--- REQUIRED WORK ---
Scan the records below. List lines holding "Capaldi".

--- MATERIAL FOR THIS TASK ---
====

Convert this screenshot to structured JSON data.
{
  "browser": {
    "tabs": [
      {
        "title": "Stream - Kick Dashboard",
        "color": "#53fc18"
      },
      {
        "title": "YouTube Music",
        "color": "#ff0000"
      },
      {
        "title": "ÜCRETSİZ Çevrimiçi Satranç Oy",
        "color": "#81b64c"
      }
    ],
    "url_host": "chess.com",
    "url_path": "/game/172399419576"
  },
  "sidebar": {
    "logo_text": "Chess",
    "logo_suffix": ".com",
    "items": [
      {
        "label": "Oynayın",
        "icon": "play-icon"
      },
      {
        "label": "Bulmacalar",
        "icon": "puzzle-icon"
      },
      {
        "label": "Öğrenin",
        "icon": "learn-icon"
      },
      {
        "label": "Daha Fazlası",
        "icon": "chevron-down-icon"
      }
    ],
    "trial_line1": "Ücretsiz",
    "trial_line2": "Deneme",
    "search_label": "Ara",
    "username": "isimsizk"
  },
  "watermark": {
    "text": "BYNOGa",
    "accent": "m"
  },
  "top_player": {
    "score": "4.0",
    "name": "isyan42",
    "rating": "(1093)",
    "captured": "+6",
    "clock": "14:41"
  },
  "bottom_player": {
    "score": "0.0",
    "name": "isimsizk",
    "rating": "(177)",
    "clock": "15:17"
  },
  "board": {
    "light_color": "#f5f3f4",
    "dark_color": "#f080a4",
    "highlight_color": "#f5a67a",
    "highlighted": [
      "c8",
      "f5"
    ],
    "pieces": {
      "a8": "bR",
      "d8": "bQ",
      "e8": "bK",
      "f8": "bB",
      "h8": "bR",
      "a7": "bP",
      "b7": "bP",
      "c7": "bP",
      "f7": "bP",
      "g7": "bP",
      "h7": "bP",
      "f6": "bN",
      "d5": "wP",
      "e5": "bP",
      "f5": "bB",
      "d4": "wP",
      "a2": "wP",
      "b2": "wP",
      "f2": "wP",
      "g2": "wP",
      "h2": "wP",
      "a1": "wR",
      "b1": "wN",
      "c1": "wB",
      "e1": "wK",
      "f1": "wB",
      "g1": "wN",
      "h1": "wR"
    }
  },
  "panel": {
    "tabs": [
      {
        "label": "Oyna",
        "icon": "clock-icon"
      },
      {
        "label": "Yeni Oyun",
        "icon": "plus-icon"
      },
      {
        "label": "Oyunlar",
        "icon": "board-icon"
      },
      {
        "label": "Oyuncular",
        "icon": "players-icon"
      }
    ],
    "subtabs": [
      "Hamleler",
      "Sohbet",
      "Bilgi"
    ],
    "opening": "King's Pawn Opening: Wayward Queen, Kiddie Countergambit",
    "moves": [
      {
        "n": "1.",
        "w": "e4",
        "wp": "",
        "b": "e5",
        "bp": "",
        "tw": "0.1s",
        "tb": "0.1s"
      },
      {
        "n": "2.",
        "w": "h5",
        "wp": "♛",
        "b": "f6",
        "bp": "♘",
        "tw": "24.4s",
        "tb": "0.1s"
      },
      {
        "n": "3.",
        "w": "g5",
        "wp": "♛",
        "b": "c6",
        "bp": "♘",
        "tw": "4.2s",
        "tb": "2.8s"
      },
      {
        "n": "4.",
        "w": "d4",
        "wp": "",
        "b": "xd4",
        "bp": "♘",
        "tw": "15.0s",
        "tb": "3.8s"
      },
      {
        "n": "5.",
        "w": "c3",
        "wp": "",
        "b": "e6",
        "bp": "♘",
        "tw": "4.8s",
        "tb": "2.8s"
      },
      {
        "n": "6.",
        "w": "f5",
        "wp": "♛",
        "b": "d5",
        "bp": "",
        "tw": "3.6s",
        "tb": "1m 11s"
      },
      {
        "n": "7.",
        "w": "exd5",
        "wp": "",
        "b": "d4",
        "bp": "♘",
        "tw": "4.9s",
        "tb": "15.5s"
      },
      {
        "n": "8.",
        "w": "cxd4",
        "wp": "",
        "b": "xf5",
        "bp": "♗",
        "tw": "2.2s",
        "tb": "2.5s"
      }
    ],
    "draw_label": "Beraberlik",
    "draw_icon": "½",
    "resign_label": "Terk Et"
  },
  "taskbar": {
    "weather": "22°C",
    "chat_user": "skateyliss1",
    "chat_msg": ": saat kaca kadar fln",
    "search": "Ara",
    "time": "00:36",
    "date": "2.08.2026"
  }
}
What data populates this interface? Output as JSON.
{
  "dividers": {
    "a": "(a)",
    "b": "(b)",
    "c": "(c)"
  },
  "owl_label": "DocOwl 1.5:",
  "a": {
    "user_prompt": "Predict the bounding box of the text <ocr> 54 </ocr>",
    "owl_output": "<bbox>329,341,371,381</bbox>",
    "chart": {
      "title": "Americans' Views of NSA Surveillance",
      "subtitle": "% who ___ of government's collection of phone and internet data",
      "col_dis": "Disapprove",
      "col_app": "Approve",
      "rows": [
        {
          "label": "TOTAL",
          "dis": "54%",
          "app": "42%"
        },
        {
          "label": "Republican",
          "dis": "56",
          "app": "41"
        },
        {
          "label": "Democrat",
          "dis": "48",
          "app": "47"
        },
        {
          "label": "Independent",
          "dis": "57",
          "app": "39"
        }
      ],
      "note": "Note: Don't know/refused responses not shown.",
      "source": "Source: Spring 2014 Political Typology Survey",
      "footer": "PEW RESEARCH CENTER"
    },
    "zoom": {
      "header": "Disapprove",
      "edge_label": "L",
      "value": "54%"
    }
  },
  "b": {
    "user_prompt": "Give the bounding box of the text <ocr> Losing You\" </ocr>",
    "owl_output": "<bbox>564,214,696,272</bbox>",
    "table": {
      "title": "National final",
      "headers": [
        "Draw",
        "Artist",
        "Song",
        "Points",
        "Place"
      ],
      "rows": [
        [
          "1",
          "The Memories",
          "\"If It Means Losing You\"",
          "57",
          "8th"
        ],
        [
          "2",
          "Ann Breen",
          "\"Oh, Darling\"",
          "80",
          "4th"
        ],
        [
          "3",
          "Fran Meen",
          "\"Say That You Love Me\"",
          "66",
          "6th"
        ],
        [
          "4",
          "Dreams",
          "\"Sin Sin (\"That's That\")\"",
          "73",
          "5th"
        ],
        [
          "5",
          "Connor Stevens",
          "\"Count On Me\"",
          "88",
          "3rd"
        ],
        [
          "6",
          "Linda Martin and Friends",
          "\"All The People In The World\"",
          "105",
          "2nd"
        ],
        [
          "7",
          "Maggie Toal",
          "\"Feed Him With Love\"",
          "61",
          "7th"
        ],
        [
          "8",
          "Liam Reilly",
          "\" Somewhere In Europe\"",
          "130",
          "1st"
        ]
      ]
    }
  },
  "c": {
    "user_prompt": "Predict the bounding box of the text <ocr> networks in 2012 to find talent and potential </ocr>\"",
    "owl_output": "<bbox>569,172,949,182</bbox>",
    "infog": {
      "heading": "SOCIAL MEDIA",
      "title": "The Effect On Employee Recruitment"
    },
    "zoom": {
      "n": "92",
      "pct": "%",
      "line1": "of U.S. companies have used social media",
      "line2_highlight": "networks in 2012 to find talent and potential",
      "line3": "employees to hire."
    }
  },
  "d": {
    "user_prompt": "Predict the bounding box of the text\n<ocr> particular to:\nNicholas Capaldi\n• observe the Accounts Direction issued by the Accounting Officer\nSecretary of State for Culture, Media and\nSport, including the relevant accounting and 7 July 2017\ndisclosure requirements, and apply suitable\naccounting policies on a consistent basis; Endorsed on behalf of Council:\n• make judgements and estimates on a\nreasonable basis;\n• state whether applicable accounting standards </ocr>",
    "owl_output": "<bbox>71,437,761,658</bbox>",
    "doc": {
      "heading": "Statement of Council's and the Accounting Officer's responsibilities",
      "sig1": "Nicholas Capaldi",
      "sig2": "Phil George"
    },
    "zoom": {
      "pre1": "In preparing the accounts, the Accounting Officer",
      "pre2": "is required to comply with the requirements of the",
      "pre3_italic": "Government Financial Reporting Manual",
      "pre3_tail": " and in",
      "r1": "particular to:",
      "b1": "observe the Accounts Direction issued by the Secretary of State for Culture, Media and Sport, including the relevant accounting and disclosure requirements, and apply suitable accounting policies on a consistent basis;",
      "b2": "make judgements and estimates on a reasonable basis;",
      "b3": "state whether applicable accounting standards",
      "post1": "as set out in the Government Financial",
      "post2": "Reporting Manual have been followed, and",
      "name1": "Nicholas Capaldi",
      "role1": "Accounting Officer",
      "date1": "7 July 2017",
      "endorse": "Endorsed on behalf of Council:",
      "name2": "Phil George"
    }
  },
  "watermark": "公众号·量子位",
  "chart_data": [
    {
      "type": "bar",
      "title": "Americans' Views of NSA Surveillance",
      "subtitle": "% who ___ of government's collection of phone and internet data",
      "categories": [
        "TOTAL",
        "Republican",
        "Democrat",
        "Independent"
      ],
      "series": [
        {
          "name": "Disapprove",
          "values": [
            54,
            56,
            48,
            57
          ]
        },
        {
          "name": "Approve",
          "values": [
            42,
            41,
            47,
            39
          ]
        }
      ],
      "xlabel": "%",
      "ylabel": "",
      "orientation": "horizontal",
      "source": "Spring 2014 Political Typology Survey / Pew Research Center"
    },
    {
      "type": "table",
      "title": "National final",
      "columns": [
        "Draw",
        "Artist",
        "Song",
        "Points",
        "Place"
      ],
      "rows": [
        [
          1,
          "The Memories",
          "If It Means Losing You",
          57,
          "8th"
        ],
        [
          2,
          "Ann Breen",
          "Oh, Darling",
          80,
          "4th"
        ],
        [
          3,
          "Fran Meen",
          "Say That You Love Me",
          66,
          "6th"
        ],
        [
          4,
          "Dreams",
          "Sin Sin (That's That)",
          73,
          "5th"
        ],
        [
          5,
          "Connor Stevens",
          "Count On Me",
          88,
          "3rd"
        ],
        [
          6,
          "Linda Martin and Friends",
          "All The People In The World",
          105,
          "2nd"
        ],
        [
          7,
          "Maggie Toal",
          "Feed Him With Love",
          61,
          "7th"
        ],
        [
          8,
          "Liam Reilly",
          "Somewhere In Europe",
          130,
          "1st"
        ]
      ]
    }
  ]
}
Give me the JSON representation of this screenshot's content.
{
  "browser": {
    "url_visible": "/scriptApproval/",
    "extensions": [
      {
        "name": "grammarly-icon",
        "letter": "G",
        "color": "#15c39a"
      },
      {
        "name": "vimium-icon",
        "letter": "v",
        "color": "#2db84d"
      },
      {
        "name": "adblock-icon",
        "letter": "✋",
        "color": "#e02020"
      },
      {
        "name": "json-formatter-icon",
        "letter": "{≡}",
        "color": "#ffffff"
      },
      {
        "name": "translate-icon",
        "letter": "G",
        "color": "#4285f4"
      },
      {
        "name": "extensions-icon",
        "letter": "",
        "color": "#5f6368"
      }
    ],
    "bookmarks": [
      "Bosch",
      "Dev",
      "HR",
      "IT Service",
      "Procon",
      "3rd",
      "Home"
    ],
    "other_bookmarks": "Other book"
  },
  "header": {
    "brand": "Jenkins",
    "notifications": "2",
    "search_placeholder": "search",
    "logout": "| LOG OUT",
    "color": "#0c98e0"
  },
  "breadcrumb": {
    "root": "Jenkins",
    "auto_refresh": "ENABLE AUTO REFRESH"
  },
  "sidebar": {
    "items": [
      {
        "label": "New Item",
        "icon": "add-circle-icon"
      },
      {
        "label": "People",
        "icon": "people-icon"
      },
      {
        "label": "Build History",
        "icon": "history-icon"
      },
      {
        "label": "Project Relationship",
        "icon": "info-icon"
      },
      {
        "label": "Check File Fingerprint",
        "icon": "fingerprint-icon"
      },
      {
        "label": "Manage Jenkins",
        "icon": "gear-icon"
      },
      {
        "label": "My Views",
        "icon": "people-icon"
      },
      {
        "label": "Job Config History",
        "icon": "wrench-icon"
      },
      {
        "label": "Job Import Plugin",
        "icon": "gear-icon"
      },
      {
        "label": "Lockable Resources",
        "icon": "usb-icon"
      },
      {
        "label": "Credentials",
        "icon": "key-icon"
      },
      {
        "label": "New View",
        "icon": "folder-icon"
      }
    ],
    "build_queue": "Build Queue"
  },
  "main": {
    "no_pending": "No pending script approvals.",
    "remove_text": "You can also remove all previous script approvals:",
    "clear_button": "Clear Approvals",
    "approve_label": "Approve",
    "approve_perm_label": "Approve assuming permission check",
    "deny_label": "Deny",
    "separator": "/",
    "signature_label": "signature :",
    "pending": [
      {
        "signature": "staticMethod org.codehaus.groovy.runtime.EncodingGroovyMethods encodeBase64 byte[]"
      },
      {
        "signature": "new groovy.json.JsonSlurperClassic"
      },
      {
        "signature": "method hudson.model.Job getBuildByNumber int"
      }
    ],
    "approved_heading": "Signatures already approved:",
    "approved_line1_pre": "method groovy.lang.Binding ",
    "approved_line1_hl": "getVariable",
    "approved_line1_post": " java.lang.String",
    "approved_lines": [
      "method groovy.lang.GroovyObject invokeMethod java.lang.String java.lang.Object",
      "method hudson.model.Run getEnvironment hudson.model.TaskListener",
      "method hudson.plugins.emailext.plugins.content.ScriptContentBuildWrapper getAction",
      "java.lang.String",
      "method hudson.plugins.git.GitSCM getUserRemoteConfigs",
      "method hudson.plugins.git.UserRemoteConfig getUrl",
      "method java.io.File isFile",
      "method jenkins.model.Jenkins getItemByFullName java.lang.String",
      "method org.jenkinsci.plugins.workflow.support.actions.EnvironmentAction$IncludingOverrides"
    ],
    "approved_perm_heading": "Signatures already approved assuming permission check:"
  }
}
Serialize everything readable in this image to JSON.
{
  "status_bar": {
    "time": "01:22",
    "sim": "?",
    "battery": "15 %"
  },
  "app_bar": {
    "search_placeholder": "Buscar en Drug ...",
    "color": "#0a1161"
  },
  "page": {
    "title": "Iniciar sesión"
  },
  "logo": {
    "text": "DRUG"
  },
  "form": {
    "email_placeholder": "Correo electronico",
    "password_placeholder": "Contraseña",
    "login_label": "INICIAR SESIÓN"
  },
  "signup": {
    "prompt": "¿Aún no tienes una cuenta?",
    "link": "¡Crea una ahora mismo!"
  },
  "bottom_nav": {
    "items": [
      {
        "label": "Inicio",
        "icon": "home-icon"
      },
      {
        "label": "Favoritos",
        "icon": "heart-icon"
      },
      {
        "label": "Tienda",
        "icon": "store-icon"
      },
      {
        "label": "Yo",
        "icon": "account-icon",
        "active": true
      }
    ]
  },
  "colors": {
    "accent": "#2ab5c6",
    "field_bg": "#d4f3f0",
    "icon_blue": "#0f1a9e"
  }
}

====

--- WORKED SOLUTION ---
    "user_prompt": "Predict the bounding box of the text\n<ocr> particular to:\nNicholas Capaldi\n• observe the Accounts Direction issued by the Accounting Officer\nSecretary of State for Culture, Media and\nSport, including the relevant accounting and 7 July 2017\ndisclosure requirements, and apply suitable\naccounting policies on a consistent basis; Endorsed on behalf of Council:\n• make judgements and estimates on a\nreasonable basis;\n• state whether applicable accounting standards </ocr>",
      "sig1": "Nicholas Capaldi",
      "name1": "Nicholas Capaldi",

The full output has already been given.